Exercise input:
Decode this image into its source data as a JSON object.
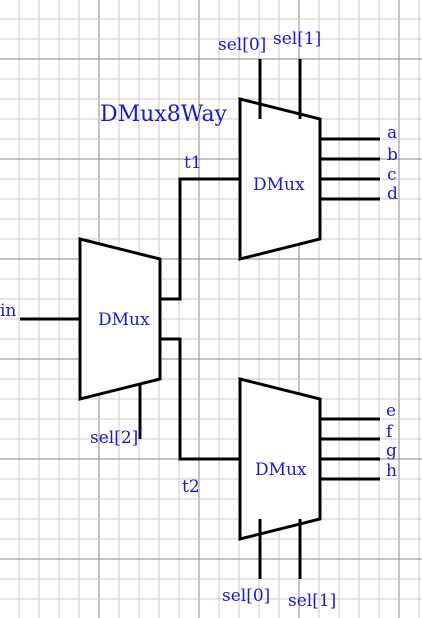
{
  "diagram": {
    "title": "DMux8Way",
    "blocks": {
      "input_dmux": "DMux",
      "top_dmux": "DMux",
      "bottom_dmux": "DMux"
    },
    "signals": {
      "in": "in",
      "sel2": "sel[2]",
      "t1": "t1",
      "t2": "t2",
      "top_sel0": "sel[0]",
      "top_sel1": "sel[1]",
      "bottom_sel0": "sel[0]",
      "bottom_sel1": "sel[1]"
    },
    "outputs": [
      "a",
      "b",
      "c",
      "d",
      "e",
      "f",
      "g",
      "h"
    ],
    "colors": {
      "label": "#1a1acc",
      "wire": "#000000",
      "grid_minor": "#c8c8c8",
      "grid_major": "#8a8a8a",
      "background": "#ffffff"
    }
  }
}
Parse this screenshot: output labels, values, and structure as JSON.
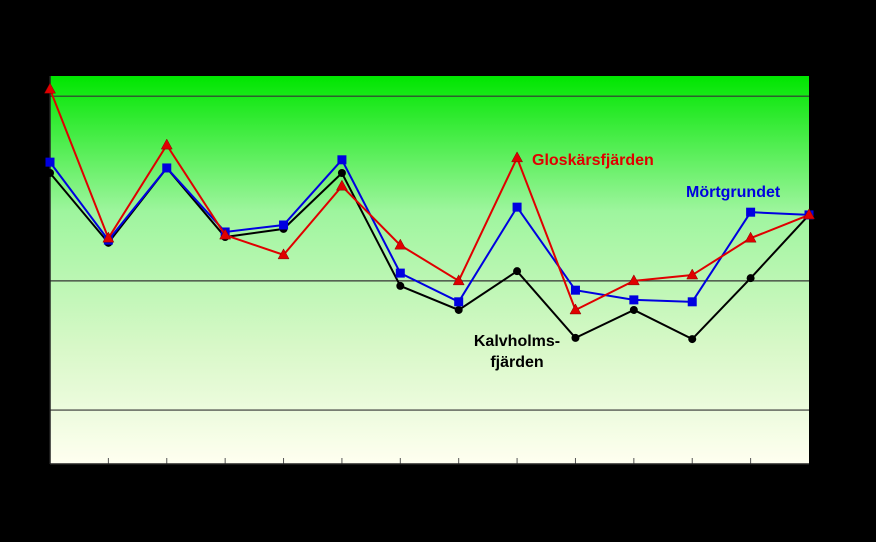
{
  "chart_data": {
    "type": "line",
    "categories": [
      null,
      null,
      null,
      null,
      null,
      null,
      null,
      null,
      null,
      null,
      null,
      null,
      null,
      null
    ],
    "ylim": [
      0,
      100
    ],
    "reference_lines": [
      94.8,
      47.2,
      13.9
    ],
    "series": [
      {
        "label_lines": [
          "Kalvholms-",
          "fjärden"
        ],
        "color": "#000000",
        "marker": "circle",
        "values": [
          75.0,
          57.0,
          76.3,
          58.5,
          60.6,
          75.0,
          45.9,
          39.7,
          49.7,
          32.5,
          39.7,
          32.2,
          47.9,
          64.2
        ]
      },
      {
        "label_lines": [
          "Mörtgrundet"
        ],
        "color": "#0000e0",
        "marker": "square",
        "values": [
          77.8,
          57.7,
          76.3,
          59.8,
          61.6,
          78.4,
          49.2,
          41.8,
          66.2,
          44.8,
          42.3,
          41.8,
          64.9,
          64.2
        ]
      },
      {
        "label_lines": [
          "Gloskärsfjärden"
        ],
        "color": "#e00000",
        "marker": "triangle",
        "values": [
          96.6,
          58.2,
          82.2,
          59.0,
          53.9,
          71.6,
          56.4,
          47.2,
          78.9,
          39.7,
          47.2,
          48.7,
          58.2,
          64.2
        ]
      }
    ]
  }
}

Exercise:
Drop the pictures and reproduce the rest of the entries above exactly.

Output of the exercise:
Decode this image into its source data as a JSON object.
{
  "diagram": {
    "title": "DMux8Way",
    "blocks": {
      "input_dmux": "DMux",
      "top_dmux": "DMux",
      "bottom_dmux": "DMux"
    },
    "signals": {
      "in": "in",
      "sel2": "sel[2]",
      "t1": "t1",
      "t2": "t2",
      "top_sel0": "sel[0]",
      "top_sel1": "sel[1]",
      "bottom_sel0": "sel[0]",
      "bottom_sel1": "sel[1]"
    },
    "outputs": [
      "a",
      "b",
      "c",
      "d",
      "e",
      "f",
      "g",
      "h"
    ],
    "colors": {
      "label": "#1a1acc",
      "wire": "#000000",
      "grid_minor": "#c8c8c8",
      "grid_major": "#8a8a8a",
      "background": "#ffffff"
    }
  }
}
Parse this screenshot: output labels, values, and structure as JSON.
{
  "chart_data": {
    "type": "line",
    "categories": [
      null,
      null,
      null,
      null,
      null,
      null,
      null,
      null,
      null,
      null,
      null,
      null,
      null,
      null
    ],
    "ylim": [
      0,
      100
    ],
    "reference_lines": [
      94.8,
      47.2,
      13.9
    ],
    "series": [
      {
        "label_lines": [
          "Kalvholms-",
          "fjärden"
        ],
        "color": "#000000",
        "marker": "circle",
        "values": [
          75.0,
          57.0,
          76.3,
          58.5,
          60.6,
          75.0,
          45.9,
          39.7,
          49.7,
          32.5,
          39.7,
          32.2,
          47.9,
          64.2
        ]
      },
      {
        "label_lines": [
          "Mörtgrundet"
        ],
        "color": "#0000e0",
        "marker": "square",
        "values": [
          77.8,
          57.7,
          76.3,
          59.8,
          61.6,
          78.4,
          49.2,
          41.8,
          66.2,
          44.8,
          42.3,
          41.8,
          64.9,
          64.2
        ]
      },
      {
        "label_lines": [
          "Gloskärsfjärden"
        ],
        "color": "#e00000",
        "marker": "triangle",
        "values": [
          96.6,
          58.2,
          82.2,
          59.0,
          53.9,
          71.6,
          56.4,
          47.2,
          78.9,
          39.7,
          47.2,
          48.7,
          58.2,
          64.2
        ]
      }
    ]
  }
}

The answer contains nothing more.